> [Problem details]: Each line that holds the word "ประจำเด" counts once; give the total for the records below and nothing else.

> [Stored records]:
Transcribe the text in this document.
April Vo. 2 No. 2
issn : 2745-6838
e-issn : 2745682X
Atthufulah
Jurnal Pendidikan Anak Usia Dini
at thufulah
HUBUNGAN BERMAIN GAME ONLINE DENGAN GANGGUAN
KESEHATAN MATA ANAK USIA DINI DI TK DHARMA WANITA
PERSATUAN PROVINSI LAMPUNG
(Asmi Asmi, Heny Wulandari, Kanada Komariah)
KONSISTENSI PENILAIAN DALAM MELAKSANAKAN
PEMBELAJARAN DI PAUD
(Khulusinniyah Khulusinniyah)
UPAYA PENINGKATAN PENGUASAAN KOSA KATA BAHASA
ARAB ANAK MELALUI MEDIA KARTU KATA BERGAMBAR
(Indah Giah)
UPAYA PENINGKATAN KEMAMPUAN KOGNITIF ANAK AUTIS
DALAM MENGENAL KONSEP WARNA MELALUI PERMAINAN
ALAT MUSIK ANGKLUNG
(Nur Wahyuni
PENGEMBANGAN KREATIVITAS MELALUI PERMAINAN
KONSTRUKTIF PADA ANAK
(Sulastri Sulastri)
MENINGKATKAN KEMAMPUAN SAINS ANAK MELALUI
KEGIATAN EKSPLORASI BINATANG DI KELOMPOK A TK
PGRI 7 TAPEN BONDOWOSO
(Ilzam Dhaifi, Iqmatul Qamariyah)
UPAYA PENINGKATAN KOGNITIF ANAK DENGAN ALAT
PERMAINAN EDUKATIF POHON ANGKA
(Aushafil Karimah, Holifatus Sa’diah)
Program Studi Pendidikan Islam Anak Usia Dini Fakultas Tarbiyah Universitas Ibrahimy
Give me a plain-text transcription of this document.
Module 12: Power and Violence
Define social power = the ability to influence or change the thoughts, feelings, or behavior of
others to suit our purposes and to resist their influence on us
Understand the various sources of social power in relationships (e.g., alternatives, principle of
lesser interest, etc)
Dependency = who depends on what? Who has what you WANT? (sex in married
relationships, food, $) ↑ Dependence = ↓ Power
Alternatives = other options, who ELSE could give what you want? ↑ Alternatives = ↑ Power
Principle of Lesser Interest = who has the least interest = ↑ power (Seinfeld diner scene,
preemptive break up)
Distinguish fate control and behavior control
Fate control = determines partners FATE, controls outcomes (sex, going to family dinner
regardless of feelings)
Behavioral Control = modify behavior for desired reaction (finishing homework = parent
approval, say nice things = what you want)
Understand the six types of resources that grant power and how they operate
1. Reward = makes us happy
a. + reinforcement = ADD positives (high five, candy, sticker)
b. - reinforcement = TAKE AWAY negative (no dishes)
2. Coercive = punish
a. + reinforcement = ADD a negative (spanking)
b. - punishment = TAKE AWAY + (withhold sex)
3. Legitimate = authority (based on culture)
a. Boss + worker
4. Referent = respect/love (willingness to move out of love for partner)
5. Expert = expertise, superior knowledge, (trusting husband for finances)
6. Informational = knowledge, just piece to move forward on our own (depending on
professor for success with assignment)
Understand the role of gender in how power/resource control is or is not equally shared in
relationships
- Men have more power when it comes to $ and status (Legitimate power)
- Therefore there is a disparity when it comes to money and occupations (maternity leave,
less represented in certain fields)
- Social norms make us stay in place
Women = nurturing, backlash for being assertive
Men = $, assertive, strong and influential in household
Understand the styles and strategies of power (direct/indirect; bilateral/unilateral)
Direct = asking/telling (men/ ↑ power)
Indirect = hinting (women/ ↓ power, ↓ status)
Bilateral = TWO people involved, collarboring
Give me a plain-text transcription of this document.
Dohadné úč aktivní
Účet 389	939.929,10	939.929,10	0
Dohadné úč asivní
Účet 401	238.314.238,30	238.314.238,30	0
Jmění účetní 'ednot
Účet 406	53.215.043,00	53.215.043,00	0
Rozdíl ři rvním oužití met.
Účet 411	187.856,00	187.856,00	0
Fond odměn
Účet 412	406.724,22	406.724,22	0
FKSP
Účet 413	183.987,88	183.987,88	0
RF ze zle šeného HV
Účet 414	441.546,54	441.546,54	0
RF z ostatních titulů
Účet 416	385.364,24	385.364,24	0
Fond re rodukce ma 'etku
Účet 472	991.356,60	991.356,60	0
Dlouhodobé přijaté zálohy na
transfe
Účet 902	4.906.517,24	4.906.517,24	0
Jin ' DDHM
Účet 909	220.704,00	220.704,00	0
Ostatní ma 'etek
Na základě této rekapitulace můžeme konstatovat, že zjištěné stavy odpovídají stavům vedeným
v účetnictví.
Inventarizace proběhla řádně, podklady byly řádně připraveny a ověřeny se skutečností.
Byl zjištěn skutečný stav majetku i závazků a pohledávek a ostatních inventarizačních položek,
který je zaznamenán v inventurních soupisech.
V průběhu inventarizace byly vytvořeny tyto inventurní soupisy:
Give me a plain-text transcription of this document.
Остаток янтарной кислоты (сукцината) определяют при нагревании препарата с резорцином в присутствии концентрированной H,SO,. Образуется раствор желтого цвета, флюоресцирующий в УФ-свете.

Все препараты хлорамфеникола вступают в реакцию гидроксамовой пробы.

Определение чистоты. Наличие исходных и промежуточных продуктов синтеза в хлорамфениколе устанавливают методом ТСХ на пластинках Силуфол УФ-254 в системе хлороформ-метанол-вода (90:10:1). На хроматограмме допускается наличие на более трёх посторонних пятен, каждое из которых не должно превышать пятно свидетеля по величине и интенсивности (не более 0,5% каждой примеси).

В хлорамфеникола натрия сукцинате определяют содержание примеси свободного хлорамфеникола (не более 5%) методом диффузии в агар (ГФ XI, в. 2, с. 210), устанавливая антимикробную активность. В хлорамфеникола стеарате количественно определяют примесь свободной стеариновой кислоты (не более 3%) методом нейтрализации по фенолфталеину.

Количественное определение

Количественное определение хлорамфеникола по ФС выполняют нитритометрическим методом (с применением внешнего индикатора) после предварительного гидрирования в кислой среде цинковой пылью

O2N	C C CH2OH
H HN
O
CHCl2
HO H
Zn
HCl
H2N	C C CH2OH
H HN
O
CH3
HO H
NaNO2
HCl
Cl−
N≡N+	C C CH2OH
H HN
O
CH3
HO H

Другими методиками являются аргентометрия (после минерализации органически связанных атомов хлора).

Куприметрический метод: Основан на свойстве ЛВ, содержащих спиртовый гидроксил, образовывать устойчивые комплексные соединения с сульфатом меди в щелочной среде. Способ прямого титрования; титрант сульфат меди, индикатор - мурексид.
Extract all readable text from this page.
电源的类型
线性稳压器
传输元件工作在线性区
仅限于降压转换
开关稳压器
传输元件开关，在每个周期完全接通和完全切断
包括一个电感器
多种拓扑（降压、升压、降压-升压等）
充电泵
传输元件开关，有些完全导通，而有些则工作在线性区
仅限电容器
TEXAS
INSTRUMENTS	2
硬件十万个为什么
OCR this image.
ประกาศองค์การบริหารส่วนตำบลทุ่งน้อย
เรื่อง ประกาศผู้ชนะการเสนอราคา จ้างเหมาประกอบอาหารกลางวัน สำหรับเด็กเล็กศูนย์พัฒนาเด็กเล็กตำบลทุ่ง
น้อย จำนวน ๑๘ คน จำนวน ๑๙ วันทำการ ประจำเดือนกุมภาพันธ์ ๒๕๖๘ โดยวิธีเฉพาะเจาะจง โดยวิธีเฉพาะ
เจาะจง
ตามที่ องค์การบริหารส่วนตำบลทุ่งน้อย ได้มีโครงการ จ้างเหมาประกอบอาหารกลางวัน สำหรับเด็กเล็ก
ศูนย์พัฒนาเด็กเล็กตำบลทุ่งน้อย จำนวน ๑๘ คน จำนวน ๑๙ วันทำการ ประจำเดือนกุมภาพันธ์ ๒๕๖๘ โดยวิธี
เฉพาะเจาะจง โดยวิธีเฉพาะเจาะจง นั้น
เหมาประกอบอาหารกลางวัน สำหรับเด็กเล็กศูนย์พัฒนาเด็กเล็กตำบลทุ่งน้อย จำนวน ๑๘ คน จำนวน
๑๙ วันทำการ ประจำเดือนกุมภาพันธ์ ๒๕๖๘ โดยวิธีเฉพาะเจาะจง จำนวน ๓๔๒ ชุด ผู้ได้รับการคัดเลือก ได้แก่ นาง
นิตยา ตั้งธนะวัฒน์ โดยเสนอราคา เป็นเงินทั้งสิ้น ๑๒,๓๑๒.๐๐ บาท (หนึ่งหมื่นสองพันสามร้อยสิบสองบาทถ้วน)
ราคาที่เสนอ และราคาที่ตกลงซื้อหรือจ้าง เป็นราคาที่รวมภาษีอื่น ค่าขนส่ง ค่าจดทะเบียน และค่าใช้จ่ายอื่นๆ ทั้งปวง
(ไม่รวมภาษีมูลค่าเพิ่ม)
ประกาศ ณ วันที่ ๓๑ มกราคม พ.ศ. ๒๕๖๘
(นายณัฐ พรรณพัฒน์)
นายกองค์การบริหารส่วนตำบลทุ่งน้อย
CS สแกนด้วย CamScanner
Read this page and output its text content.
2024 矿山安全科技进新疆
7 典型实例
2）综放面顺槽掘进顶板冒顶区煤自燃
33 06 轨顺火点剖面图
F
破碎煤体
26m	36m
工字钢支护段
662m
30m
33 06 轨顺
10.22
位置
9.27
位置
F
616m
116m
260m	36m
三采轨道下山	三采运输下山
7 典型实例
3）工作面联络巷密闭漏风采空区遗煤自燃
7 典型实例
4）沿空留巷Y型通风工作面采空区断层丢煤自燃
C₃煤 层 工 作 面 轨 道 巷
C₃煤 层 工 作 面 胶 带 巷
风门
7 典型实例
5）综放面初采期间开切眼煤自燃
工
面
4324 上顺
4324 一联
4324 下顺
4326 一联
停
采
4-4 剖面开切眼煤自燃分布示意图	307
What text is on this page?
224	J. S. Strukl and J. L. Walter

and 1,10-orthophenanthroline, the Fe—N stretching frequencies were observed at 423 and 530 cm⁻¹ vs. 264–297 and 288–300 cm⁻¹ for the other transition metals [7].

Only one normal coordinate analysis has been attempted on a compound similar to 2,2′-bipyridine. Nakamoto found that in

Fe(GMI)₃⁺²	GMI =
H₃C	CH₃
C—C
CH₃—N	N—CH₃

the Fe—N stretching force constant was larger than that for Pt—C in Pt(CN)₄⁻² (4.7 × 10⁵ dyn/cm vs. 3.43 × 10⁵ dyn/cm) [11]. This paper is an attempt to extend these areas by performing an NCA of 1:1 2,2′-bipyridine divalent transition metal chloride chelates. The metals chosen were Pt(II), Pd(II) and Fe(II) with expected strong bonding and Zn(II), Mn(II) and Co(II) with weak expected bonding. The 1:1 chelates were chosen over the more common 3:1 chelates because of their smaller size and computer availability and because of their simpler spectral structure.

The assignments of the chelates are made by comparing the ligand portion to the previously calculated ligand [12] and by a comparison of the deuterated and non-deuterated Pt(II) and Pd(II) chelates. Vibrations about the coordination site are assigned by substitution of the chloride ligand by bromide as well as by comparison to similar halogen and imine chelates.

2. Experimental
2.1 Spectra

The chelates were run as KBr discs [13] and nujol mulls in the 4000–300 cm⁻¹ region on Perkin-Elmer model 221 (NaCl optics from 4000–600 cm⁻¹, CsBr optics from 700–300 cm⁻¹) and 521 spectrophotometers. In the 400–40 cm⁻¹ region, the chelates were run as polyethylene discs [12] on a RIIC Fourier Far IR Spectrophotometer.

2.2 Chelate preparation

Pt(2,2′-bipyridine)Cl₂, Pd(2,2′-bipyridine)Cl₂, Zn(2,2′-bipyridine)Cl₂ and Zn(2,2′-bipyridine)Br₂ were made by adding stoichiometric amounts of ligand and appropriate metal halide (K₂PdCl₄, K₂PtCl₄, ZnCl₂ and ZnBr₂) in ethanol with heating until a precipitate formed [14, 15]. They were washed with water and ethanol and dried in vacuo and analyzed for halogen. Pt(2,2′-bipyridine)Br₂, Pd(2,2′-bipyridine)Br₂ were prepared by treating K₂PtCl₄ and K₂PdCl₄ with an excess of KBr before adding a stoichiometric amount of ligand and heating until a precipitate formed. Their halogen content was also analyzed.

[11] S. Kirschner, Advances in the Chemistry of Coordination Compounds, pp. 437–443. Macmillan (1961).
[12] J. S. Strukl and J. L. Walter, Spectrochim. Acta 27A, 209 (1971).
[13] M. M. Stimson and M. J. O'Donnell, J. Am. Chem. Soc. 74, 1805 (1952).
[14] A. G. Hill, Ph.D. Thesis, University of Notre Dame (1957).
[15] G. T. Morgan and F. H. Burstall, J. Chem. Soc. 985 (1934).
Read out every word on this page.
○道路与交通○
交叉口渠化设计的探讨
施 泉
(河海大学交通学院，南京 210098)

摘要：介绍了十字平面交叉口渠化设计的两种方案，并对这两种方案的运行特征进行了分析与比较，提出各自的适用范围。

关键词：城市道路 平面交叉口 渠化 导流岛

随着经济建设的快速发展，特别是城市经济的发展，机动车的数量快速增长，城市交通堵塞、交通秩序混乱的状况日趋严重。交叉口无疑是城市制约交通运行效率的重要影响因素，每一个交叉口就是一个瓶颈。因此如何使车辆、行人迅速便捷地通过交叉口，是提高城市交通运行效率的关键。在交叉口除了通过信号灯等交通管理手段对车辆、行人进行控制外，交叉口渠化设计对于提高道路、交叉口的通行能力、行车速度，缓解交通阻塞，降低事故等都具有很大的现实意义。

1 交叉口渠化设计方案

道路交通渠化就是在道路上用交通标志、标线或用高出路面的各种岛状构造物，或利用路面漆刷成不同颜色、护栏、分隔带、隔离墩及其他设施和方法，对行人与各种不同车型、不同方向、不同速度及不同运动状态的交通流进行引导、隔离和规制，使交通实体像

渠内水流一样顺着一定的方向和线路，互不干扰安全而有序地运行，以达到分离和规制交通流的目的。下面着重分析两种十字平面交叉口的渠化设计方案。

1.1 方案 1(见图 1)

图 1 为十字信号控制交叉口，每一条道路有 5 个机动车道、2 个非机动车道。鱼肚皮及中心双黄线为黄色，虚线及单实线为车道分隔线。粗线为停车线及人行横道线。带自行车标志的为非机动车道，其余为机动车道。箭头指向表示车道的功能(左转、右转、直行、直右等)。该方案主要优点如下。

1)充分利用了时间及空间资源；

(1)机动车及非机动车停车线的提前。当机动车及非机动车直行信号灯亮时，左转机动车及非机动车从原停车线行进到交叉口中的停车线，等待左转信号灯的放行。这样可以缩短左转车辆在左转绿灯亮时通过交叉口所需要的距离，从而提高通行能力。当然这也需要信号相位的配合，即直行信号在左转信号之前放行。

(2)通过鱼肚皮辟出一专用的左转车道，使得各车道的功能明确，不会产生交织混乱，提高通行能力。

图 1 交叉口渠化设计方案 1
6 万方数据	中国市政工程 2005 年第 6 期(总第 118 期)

> [Answer below]: 3